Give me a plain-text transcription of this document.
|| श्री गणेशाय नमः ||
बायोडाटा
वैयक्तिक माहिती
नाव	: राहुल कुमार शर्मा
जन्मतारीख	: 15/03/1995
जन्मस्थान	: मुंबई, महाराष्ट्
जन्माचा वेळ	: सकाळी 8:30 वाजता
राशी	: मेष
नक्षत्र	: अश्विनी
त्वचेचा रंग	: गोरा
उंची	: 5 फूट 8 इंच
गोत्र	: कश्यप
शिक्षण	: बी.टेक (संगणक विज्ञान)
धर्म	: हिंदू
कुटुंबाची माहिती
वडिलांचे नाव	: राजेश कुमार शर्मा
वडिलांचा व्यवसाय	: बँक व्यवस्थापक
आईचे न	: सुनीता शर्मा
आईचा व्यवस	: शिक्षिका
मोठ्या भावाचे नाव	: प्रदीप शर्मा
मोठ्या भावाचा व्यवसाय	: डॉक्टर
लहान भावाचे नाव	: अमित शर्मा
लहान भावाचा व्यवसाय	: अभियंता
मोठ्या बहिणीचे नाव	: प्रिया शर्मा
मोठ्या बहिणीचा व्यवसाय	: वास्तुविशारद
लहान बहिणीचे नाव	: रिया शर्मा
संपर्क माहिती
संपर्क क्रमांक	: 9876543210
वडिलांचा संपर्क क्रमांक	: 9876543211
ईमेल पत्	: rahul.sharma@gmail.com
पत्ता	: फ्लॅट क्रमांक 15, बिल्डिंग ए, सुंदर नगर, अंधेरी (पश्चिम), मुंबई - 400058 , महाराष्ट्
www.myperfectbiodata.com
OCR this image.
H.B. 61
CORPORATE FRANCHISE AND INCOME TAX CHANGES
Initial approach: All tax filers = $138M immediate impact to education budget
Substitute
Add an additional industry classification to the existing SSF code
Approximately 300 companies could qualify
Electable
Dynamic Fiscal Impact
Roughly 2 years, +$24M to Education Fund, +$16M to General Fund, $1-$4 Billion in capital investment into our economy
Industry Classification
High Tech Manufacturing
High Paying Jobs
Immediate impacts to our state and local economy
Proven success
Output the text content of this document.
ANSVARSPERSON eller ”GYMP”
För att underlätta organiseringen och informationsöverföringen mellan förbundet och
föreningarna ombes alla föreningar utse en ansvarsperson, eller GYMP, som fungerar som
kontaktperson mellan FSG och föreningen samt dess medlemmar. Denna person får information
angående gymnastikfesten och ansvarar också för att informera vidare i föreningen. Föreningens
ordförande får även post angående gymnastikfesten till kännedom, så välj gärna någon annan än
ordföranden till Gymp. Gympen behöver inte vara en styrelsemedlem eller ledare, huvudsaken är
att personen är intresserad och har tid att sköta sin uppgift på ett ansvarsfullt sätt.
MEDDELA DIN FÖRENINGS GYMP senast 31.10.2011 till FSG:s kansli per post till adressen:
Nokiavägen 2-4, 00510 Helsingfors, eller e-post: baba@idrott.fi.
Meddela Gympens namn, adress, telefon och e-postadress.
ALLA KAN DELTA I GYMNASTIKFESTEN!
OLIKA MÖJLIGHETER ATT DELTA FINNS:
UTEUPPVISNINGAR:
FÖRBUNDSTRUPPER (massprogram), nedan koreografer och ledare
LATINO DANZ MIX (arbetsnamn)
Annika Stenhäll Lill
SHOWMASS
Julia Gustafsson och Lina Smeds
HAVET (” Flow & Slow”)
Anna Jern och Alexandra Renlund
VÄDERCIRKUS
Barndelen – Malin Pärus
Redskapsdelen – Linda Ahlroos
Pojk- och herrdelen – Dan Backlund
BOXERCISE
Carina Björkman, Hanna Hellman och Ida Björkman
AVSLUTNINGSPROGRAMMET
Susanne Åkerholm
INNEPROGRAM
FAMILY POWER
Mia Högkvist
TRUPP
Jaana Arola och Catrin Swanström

**Set task:**
Count how many lines above carry the word "document". Only the number is required.

**Exercise solution:**
2